#### Job:
Among the entries, which lines carry the string "year"? Copy each of them.

#### Dataset rows:
============
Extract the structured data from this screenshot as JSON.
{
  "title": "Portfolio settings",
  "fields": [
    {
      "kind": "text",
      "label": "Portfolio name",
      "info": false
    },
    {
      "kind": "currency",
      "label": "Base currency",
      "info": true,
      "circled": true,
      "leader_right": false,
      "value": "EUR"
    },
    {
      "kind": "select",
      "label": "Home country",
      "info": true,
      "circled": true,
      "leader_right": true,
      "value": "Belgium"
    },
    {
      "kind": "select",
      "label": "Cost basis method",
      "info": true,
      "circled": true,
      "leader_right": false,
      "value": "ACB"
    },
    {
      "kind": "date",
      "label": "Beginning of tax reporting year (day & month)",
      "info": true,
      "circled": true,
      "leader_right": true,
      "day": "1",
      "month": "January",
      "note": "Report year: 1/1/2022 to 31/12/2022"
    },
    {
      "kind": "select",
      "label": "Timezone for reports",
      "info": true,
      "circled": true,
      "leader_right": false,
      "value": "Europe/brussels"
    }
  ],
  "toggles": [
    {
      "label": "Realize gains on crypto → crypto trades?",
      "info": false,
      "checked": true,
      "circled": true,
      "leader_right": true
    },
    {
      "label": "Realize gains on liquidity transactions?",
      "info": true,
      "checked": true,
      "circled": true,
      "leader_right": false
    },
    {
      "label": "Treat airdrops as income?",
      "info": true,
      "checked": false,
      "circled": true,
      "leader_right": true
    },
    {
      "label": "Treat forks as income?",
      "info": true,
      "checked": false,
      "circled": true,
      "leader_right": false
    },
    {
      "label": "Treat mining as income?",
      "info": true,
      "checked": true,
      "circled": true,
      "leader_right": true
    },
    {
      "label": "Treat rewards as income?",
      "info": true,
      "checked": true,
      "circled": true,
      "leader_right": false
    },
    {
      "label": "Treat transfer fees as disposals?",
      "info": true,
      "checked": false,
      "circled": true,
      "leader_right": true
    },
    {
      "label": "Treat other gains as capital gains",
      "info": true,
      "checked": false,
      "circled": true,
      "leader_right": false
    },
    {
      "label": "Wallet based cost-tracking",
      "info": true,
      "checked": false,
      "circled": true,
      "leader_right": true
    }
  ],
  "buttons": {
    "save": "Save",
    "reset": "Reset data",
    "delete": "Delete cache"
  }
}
============
#### Correct result:
      "label": "Beginning of tax reporting year (day & month)",
      "note": "Report year: 1/1/2022 to 31/12/2022"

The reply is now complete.